● **本文**
::::
公有地を活用した民設民営が拡がる背景とは?
ブレインファームマネジメントコンサルタントの中村正志です。
今回は最近、拡がりを見せている民設民営についてです。何回に分けて解説しますが、1回目としてはなぜ今民設民営が注目されているか、その背景に迫ります。
目次
1.公有地の未利用化と有効活用の必要性について
2.PFIとの違い
3.民間事業者が参入する理由
4.定期借地権の設定
5.民設民営の施設に期待されること
1.公有地の未利用化と有効活用の必要性について
まず、民設民営施設が整備される、「公有地」についてですが、国や地方公共団体が所有する土地を指します。私たちの身の回りにある道路や公園、学校、図書館などの公共施設は、すべて公有地で建てられています。
それが全国的な少子高齢化や人口減少等の原因による統廃合のため、現在利用されていない公有地が増加しています。このような公有地を「遊休の公共施設」や「未利用の公共施設」と呼んだりしますが、国や地方公共団体が所有し続けると、多額の維持管理コストがかかってしまいます。そのため利用されていない公有地をいかに有効活用するかが、地域において喫緊の課題となっているのです。
::::
● **データ欄**
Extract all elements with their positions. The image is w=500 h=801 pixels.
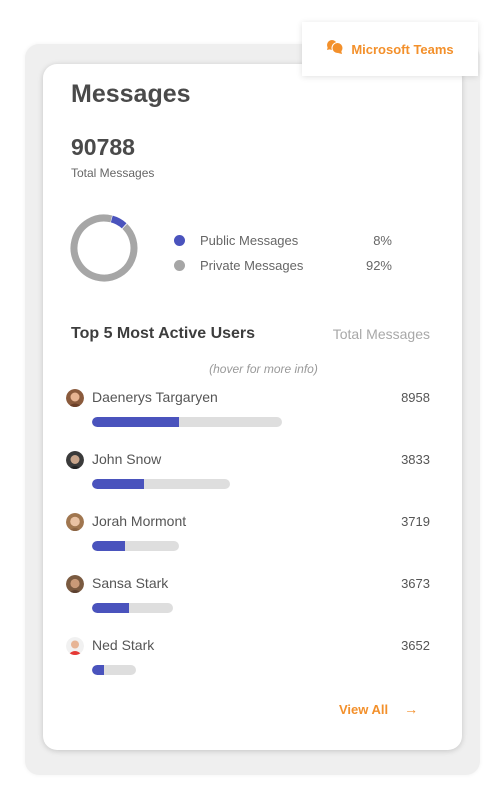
::::
● **練習問題**
1. 本文で、身の回りにあり公有地に建てられている公共施設の例として挙げられているものをすべて書き出せ。
2. 本文の「私たちの身の回りにある道路や公園、学校、図書館などの公共施設は、すべて公有地で建てられています。」を英語に訳せ。
3. 本文のうち、「それが全国的な少子高齢化や人」から「緊の課題となっているのです。」までの箇所を一字一句そのまま書き写せ。

● **解答**
1. 道路、公園、学校、図書館

2. Public facilities around us, such as roads, parks, schools, and libraries, are all built on public land.

3.
それが全国的な少子高齢化や人口減少等の原因による統廃合のため、現在利用されていない公有地が増加しています。このような公有地を「遊休の公共施設」や「未利用の公共施設」と呼んだりしますが、国や地方公共団体が所有し続けると、多額の維持管理コストがかかってしまいます。そのため利用されていない公有地をいかに有効活用するかが、地域において喫緊の課題となっているのです。